- **Task instructions**
Gather each line containing the string "Přízemní" from these entries.

- **Records provided**
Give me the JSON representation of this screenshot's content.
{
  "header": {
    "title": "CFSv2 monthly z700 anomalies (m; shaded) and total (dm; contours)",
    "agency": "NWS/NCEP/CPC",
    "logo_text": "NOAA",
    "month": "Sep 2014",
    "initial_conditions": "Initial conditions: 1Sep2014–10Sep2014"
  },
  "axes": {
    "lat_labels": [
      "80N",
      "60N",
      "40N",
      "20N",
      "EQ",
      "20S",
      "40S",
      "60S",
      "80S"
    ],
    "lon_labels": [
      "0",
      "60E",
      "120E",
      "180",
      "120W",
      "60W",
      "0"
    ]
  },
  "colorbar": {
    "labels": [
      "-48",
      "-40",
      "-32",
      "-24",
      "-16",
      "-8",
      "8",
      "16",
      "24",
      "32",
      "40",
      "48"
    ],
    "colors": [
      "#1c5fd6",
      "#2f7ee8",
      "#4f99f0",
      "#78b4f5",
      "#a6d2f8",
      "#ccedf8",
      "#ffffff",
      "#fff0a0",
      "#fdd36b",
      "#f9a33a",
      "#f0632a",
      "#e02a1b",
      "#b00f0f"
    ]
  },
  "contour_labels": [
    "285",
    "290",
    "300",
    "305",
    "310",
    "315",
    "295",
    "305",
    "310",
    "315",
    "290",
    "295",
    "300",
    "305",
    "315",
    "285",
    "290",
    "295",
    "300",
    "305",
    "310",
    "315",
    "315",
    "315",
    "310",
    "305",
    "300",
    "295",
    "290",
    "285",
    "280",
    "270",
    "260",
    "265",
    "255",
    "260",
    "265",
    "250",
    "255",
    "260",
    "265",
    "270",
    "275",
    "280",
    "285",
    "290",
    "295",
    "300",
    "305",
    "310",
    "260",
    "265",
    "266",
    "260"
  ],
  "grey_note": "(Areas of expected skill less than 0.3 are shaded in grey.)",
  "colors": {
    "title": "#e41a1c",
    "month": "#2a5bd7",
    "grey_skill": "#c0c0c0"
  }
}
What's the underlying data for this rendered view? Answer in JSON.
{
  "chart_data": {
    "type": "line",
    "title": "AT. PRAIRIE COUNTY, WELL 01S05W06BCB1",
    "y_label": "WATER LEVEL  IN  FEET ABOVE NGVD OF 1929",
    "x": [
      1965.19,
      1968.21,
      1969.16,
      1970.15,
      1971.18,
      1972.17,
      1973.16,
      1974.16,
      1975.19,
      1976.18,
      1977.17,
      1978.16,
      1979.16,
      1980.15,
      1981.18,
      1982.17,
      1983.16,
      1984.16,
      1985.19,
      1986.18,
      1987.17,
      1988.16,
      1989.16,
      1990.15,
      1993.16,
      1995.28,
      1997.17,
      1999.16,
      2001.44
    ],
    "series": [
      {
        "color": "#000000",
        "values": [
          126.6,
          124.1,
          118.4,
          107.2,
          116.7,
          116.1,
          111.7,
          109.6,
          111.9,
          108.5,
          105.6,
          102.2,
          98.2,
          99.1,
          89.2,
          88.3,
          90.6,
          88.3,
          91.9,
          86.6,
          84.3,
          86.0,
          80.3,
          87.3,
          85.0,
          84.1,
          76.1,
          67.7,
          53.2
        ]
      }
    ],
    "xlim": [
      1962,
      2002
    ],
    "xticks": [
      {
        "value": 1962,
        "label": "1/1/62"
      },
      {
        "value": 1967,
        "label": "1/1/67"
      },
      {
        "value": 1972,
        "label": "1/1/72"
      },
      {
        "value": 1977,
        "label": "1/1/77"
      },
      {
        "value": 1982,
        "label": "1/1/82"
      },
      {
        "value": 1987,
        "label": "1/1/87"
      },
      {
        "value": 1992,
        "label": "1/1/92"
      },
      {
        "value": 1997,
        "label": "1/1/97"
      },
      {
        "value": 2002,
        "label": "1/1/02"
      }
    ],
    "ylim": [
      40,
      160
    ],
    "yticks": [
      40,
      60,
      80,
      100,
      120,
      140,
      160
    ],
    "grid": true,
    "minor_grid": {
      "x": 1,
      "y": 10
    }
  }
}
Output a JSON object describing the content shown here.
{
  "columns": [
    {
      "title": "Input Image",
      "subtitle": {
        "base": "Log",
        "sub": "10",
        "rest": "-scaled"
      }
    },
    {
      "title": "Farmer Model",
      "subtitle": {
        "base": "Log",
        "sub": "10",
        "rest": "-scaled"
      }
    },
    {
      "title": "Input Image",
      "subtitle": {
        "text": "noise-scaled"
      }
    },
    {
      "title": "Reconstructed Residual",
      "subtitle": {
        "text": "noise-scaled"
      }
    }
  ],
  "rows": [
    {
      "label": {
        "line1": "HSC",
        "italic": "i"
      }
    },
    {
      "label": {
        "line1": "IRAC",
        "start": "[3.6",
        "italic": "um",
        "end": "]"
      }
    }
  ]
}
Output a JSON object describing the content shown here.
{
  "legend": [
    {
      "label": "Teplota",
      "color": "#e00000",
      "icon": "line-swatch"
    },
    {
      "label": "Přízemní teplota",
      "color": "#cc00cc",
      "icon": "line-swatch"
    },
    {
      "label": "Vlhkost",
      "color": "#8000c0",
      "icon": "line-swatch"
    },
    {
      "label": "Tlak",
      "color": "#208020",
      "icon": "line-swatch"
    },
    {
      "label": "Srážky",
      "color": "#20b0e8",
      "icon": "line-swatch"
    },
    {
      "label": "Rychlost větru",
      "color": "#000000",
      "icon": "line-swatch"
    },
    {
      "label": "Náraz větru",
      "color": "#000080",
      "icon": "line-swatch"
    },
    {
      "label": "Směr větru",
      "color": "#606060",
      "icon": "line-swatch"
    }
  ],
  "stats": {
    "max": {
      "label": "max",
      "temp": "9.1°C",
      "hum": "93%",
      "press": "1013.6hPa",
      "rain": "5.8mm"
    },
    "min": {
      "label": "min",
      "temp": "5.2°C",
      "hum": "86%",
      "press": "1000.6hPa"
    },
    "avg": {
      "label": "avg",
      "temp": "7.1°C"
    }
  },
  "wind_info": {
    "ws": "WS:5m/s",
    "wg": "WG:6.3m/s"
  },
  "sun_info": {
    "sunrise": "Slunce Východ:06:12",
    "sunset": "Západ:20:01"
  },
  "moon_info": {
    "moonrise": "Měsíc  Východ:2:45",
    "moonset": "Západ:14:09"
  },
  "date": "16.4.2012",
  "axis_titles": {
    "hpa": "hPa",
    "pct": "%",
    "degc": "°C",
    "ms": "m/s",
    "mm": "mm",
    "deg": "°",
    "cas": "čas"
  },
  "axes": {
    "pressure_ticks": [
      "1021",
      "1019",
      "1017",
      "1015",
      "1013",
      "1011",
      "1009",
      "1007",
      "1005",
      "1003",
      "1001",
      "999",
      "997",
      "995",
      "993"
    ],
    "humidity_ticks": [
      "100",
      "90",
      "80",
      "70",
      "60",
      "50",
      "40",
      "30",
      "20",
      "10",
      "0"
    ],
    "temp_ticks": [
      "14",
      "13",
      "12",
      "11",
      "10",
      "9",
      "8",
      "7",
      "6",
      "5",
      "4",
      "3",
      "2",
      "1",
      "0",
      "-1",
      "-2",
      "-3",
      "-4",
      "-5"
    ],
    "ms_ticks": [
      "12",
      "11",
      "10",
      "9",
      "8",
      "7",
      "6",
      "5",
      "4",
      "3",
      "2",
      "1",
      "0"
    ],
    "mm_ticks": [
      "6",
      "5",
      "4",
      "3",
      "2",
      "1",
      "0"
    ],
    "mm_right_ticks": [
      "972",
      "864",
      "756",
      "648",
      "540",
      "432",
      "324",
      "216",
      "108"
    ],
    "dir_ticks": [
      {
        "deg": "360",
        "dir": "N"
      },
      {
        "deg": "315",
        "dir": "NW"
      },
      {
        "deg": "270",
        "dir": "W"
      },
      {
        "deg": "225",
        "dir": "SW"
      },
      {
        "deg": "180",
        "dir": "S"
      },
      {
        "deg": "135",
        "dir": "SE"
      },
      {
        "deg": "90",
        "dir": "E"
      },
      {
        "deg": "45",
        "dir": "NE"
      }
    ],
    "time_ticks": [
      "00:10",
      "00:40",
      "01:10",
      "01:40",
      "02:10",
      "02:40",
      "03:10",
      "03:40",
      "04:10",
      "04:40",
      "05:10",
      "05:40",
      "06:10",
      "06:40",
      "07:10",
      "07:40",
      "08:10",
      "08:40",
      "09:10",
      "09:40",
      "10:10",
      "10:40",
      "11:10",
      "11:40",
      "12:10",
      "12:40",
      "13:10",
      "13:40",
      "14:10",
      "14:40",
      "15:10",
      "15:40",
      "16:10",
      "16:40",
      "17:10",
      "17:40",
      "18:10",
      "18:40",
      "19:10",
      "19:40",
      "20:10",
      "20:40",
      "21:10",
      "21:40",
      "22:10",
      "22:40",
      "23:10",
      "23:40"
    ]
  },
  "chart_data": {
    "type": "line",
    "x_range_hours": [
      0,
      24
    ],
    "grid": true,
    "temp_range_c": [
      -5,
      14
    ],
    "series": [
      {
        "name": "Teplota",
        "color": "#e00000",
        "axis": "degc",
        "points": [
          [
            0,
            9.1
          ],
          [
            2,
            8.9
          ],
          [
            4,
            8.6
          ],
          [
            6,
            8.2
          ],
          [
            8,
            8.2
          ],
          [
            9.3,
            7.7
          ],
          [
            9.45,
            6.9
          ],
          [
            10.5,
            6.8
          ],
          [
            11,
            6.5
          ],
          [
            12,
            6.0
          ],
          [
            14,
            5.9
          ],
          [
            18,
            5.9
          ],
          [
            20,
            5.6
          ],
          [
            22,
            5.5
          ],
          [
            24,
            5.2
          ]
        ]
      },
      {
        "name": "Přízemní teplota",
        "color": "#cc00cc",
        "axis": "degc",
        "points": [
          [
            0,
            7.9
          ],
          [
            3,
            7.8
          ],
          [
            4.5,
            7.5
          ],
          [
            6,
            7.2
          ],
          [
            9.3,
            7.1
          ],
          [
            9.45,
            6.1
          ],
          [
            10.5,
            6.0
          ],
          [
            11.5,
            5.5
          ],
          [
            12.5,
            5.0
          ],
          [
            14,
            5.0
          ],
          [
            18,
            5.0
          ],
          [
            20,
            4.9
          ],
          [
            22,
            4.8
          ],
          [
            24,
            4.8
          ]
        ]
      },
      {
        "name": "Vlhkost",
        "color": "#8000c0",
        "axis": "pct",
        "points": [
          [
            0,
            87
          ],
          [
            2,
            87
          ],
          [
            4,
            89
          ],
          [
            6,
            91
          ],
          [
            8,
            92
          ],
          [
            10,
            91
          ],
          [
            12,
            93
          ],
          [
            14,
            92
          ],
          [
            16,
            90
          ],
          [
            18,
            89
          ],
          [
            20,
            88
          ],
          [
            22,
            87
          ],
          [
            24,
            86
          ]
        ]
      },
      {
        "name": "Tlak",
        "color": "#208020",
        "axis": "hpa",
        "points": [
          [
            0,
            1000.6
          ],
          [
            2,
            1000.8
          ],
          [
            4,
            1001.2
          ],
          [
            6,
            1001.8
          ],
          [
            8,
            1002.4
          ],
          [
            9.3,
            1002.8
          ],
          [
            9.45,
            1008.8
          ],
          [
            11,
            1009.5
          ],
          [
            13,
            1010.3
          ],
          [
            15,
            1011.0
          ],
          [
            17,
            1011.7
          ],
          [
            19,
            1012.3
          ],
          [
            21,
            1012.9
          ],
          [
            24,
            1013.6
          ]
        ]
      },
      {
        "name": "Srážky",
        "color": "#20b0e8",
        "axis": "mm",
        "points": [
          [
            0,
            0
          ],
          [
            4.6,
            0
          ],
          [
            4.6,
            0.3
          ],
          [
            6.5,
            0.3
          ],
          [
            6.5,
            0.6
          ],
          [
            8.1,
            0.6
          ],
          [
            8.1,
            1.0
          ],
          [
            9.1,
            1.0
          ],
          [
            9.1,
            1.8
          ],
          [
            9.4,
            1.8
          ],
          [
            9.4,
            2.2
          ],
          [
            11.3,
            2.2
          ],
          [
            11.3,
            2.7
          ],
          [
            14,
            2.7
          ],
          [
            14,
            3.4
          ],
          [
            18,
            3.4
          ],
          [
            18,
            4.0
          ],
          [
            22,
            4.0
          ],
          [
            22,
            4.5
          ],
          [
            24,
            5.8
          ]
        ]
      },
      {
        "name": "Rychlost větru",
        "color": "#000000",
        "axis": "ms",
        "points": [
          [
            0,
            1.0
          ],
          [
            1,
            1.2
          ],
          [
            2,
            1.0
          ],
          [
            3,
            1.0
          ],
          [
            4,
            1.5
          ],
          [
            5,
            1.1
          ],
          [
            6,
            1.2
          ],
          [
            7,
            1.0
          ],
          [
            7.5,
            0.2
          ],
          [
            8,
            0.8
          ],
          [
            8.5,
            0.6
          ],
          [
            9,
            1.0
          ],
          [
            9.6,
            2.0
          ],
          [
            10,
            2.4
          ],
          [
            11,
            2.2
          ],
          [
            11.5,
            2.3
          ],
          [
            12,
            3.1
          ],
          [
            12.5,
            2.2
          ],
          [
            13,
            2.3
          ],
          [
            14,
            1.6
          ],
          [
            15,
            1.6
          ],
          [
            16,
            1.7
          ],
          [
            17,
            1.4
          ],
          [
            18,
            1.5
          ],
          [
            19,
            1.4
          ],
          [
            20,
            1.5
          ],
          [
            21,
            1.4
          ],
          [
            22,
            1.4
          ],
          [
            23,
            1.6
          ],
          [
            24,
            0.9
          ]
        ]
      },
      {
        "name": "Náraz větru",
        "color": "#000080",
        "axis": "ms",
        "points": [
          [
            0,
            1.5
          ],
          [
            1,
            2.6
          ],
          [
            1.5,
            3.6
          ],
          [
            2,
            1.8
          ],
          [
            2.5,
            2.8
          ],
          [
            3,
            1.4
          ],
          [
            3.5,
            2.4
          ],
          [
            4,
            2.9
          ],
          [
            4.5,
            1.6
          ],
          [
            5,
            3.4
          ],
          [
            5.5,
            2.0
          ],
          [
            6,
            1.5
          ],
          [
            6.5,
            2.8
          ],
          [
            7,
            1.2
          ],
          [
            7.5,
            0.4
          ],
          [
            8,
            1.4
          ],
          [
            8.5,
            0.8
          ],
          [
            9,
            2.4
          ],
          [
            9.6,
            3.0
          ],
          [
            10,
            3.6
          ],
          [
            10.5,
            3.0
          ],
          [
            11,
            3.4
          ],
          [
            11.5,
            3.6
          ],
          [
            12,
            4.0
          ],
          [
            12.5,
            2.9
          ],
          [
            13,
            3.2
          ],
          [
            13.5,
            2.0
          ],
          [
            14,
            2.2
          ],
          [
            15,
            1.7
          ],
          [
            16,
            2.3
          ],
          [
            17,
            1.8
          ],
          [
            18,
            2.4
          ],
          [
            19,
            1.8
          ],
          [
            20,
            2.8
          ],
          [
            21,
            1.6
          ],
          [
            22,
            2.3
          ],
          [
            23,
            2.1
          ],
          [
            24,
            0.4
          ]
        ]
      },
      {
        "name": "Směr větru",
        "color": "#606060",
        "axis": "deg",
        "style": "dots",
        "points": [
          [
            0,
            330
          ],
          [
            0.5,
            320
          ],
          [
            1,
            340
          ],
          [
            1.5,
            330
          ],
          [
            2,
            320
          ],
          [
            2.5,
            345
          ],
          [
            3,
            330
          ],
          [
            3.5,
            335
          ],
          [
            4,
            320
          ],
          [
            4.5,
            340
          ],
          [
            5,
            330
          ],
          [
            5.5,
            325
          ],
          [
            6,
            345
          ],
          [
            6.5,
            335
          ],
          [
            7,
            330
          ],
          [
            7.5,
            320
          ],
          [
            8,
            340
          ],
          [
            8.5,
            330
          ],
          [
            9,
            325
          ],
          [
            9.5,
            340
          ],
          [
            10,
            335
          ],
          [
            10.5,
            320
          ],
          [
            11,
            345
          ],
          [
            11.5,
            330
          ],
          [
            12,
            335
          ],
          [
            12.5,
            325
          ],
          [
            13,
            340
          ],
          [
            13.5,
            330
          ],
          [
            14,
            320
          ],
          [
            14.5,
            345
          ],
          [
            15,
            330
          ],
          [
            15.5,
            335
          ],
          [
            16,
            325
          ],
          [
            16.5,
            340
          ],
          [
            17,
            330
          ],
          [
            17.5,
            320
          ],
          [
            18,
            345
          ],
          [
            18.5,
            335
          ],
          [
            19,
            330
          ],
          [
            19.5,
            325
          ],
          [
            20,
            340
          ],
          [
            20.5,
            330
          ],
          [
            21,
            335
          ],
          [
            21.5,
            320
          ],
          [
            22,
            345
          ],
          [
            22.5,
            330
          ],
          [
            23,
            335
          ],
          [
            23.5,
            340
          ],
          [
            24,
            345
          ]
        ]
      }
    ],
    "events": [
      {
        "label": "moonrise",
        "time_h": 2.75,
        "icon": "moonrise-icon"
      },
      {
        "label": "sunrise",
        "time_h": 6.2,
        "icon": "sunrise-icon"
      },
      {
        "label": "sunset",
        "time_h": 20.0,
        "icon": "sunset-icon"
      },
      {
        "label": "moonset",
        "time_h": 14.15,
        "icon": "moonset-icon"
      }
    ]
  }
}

- **Exercise response**
      "label": "Přízemní teplota",
        "name": "Přízemní teplota",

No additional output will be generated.